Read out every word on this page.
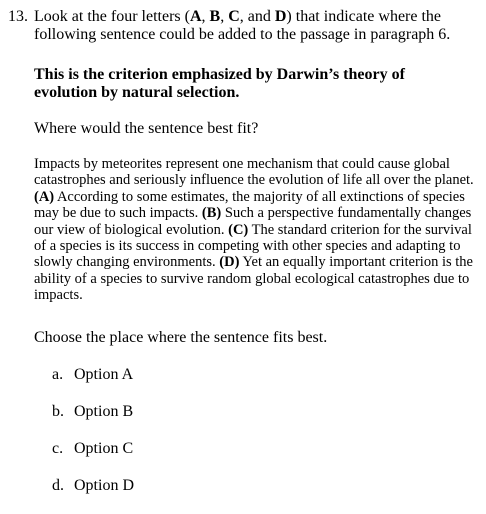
13. Look at the four letters (A, B, C, and D) that indicate where the following sentence could be added to the passage in paragraph 6.
This is the criterion emphasized by Darwin’s theory of evolution by natural selection.
Where would the sentence best fit?
Impacts by meteorites represent one mechanism that could cause global catastrophes and seriously influence the evolution of life all over the planet. (A) According to some estimates, the majority of all extinctions of species may be due to such impacts. (B) Such a perspective fundamentally changes our view of biological evolution. (C) The standard criterion for the survival of a species is its success in competing with other species and adapting to slowly changing environments. (D) Yet an equally important criterion is the ability of a species to survive random global ecological catastrophes due to impacts.
Choose the place where the sentence fits best.
a. Option A
b. Option B
c. Option C
d. Option D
──────
**WHAT TO DO**
Go over the data above and copy every line that has the word "Option" in it.

**PROBLEM SOLUTION**
a. Option A
b. Option B
c. Option C
d. Option D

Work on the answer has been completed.